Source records
==================================================

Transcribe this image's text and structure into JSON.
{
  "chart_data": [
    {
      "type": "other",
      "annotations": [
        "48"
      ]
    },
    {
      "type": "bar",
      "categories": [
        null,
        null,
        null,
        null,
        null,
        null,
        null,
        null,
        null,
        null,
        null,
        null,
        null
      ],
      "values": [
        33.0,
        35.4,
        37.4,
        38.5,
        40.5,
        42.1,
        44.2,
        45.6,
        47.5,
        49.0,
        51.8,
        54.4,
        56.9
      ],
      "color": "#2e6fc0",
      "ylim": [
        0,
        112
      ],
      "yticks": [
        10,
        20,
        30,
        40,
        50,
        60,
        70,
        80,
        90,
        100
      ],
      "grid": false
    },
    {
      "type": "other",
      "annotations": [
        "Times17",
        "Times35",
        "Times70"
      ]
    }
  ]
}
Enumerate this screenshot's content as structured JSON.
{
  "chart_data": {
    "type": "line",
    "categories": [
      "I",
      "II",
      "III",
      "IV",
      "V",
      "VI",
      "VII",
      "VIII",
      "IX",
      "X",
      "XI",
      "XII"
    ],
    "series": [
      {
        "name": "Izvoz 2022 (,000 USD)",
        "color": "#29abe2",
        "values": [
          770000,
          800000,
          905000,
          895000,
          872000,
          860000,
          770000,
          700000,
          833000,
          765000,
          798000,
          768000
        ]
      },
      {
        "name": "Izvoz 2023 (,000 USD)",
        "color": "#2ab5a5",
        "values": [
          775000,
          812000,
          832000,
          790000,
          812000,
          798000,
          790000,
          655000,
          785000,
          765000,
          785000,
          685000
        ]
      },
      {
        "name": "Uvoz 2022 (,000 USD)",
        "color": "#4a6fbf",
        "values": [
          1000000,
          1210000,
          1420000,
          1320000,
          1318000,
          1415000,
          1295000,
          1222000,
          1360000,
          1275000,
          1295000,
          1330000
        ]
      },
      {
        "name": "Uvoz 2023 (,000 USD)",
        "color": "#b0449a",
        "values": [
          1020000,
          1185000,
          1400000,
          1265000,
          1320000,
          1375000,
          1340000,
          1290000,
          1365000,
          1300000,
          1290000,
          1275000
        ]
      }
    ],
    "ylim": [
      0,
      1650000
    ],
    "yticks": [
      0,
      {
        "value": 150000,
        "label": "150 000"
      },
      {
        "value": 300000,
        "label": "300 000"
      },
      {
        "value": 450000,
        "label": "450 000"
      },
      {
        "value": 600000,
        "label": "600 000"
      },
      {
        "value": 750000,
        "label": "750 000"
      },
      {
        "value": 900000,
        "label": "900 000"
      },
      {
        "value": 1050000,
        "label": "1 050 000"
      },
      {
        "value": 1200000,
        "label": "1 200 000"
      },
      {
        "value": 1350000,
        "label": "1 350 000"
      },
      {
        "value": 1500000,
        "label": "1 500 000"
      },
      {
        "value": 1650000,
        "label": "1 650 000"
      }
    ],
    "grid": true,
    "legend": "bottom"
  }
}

==================================================

• [Given problem]
Collect the complete line wherever the string "label" appears in the records.

• [Solved exercise]
        "label": "150 000"
        "label": "300 000"
        "label": "450 000"
        "label": "600 000"
        "label": "750 000"
        "label": "900 000"
        "label": "1 050 000"
        "label": "1 200 000"
        "label": "1 350 000"
        "label": "1 500 000"
        "label": "1 650 000"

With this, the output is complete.